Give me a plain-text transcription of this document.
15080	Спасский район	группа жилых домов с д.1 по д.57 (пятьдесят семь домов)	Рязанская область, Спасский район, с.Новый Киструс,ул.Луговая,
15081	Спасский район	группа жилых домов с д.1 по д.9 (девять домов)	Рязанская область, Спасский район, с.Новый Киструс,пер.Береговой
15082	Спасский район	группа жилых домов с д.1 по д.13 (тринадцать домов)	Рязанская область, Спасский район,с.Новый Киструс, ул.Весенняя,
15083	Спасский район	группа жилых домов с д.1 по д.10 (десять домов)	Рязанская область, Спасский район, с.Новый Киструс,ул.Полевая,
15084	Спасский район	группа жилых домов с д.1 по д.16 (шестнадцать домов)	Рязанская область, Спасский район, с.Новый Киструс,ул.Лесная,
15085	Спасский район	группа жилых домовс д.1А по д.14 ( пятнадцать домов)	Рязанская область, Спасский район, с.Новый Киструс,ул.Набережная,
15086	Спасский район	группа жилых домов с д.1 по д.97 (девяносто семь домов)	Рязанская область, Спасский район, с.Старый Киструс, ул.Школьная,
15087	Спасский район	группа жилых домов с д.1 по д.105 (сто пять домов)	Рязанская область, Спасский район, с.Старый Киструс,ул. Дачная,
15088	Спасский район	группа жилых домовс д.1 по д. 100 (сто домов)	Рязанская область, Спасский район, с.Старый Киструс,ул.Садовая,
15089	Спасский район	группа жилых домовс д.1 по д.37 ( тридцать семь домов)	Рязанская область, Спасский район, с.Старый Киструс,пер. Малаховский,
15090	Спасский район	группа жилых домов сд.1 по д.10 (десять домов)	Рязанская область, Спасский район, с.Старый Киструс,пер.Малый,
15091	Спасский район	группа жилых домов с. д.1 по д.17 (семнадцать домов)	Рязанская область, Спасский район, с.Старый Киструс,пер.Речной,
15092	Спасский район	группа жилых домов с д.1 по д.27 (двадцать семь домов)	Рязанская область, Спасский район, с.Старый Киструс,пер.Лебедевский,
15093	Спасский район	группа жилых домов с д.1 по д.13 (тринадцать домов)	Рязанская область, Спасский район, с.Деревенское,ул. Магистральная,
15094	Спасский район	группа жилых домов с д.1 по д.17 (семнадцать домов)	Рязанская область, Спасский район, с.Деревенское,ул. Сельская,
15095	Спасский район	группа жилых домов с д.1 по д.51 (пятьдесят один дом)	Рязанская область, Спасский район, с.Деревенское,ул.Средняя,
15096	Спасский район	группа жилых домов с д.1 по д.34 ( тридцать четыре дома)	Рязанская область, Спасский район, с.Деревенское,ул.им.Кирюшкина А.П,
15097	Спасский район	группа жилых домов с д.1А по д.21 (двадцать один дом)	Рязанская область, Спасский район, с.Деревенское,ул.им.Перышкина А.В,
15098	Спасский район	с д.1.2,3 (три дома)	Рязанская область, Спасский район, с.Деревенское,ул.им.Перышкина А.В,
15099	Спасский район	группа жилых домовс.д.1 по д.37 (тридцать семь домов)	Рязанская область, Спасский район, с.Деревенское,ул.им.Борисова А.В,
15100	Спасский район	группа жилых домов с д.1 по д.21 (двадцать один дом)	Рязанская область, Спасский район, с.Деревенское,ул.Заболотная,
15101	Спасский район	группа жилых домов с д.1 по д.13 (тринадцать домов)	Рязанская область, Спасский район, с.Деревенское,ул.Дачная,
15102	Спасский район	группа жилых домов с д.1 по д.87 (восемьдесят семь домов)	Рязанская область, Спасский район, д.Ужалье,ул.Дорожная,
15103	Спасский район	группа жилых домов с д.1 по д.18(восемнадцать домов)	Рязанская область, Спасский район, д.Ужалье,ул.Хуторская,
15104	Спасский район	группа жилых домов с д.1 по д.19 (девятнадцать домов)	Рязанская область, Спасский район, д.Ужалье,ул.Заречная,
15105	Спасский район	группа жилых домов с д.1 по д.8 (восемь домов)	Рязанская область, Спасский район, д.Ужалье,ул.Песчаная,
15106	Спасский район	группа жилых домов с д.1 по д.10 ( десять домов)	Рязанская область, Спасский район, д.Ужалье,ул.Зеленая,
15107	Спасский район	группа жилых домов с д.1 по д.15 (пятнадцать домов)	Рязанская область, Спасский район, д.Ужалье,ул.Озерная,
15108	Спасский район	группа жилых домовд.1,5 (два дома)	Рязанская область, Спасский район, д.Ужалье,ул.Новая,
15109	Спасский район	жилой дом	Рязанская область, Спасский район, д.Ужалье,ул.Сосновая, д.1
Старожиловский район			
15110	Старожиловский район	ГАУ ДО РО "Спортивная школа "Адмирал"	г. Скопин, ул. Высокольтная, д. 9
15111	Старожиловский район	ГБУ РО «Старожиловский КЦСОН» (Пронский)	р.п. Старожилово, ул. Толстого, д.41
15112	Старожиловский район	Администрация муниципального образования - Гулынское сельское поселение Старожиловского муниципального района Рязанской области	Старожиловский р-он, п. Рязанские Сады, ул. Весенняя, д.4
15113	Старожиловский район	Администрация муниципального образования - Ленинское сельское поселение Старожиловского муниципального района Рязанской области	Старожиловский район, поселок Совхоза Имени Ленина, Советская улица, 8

============

## WRITTEN TASK
Your task is to output the full set of records exactly as presented.

## RESULT
Give me a plain-text transcription of this document.
15080	Спасский район	группа жилых домов с д.1 по д.57 (пятьдесят семь домов)	Рязанская область, Спасский район, с.Новый Киструс,ул.Луговая,
15081	Спасский район	группа жилых домов с д.1 по д.9 (девять домов)	Рязанская область, Спасский район, с.Новый Киструс,пер.Береговой
15082	Спасский район	группа жилых домов с д.1 по д.13 (тринадцать домов)	Рязанская область, Спасский район,с.Новый Киструс, ул.Весенняя,
15083	Спасский район	группа жилых домов с д.1 по д.10 (десять домов)	Рязанская область, Спасский район, с.Новый Киструс,ул.Полевая,
15084	Спасский район	группа жилых домов с д.1 по д.16 (шестнадцать домов)	Рязанская область, Спасский район, с.Новый Киструс,ул.Лесная,
15085	Спасский район	группа жилых домовс д.1А по д.14 ( пятнадцать домов)	Рязанская область, Спасский район, с.Новый Киструс,ул.Набережная,
15086	Спасский район	группа жилых домов с д.1 по д.97 (девяносто семь домов)	Рязанская область, Спасский район, с.Старый Киструс, ул.Школьная,
15087	Спасский район	группа жилых домов с д.1 по д.105 (сто пять домов)	Рязанская область, Спасский район, с.Старый Киструс,ул. Дачная,
15088	Спасский район	группа жилых домовс д.1 по д. 100 (сто домов)	Рязанская область, Спасский район, с.Старый Киструс,ул.Садовая,
15089	Спасский район	группа жилых домовс д.1 по д.37 ( тридцать семь домов)	Рязанская область, Спасский район, с.Старый Киструс,пер. Малаховский,
15090	Спасский район	группа жилых домов сд.1 по д.10 (десять домов)	Рязанская область, Спасский район, с.Старый Киструс,пер.Малый,
15091	Спасский район	группа жилых домов с. д.1 по д.17 (семнадцать домов)	Рязанская область, Спасский район, с.Старый Киструс,пер.Речной,
15092	Спасский район	группа жилых домов с д.1 по д.27 (двадцать семь домов)	Рязанская область, Спасский район, с.Старый Киструс,пер.Лебедевский,
15093	Спасский район	группа жилых домов с д.1 по д.13 (тринадцать домов)	Рязанская область, Спасский район, с.Деревенское,ул. Магистральная,
15094	Спасский район	группа жилых домов с д.1 по д.17 (семнадцать домов)	Рязанская область, Спасский район, с.Деревенское,ул. Сельская,
15095	Спасский район	группа жилых домов с д.1 по д.51 (пятьдесят один дом)	Рязанская область, Спасский район, с.Деревенское,ул.Средняя,
15096	Спасский район	группа жилых домов с д.1 по д.34 ( тридцать четыре дома)	Рязанская область, Спасский район, с.Деревенское,ул.им.Кирюшкина А.П,
15097	Спасский район	группа жилых домов с д.1А по д.21 (двадцать один дом)	Рязанская область, Спасский район, с.Деревенское,ул.им.Перышкина А.В,
15098	Спасский район	с д.1.2,3 (три дома)	Рязанская область, Спасский район, с.Деревенское,ул.им.Перышкина А.В,
15099	Спасский район	группа жилых домовс.д.1 по д.37 (тридцать семь домов)	Рязанская область, Спасский район, с.Деревенское,ул.им.Борисова А.В,
15100	Спасский район	группа жилых домов с д.1 по д.21 (двадцать один дом)	Рязанская область, Спасский район, с.Деревенское,ул.Заболотная,
15101	Спасский район	группа жилых домов с д.1 по д.13 (тринадцать домов)	Рязанская область, Спасский район, с.Деревенское,ул.Дачная,
15102	Спасский район	группа жилых домов с д.1 по д.87 (восемьдесят семь домов)	Рязанская область, Спасский район, д.Ужалье,ул.Дорожная,
15103	Спасский район	группа жилых домов с д.1 по д.18(восемнадцать домов)	Рязанская область, Спасский район, д.Ужалье,ул.Хуторская,
15104	Спасский район	группа жилых домов с д.1 по д.19 (девятнадцать домов)	Рязанская область, Спасский район, д.Ужалье,ул.Заречная,
15105	Спасский район	группа жилых домов с д.1 по д.8 (восемь домов)	Рязанская область, Спасский район, д.Ужалье,ул.Песчаная,
15106	Спасский район	группа жилых домов с д.1 по д.10 ( десять домов)	Рязанская область, Спасский район, д.Ужалье,ул.Зеленая,
15107	Спасский район	группа жилых домов с д.1 по д.15 (пятнадцать домов)	Рязанская область, Спасский район, д.Ужалье,ул.Озерная,
15108	Спасский район	группа жилых домовд.1,5 (два дома)	Рязанская область, Спасский район, д.Ужалье,ул.Новая,
15109	Спасский район	жилой дом	Рязанская область, Спасский район, д.Ужалье,ул.Сосновая, д.1
Старожиловский район			
15110	Старожиловский район	ГАУ ДО РО "Спортивная школа "Адмирал"	г. Скопин, ул. Высокольтная, д. 9
15111	Старожиловский район	ГБУ РО «Старожиловский КЦСОН» (Пронский)	р.п. Старожилово, ул. Толстого, д.41
15112	Старожиловский район	Администрация муниципального образования - Гулынское сельское поселение Старожиловского муниципального района Рязанской области	Старожиловский р-он, п. Рязанские Сады, ул. Весенняя, д.4
15113	Старожиловский район	Администрация муниципального образования - Ленинское сельское поселение Старожиловского муниципального района Рязанской области	Старожиловский район, поселок Совхоза Имени Ленина, Советская улица, 8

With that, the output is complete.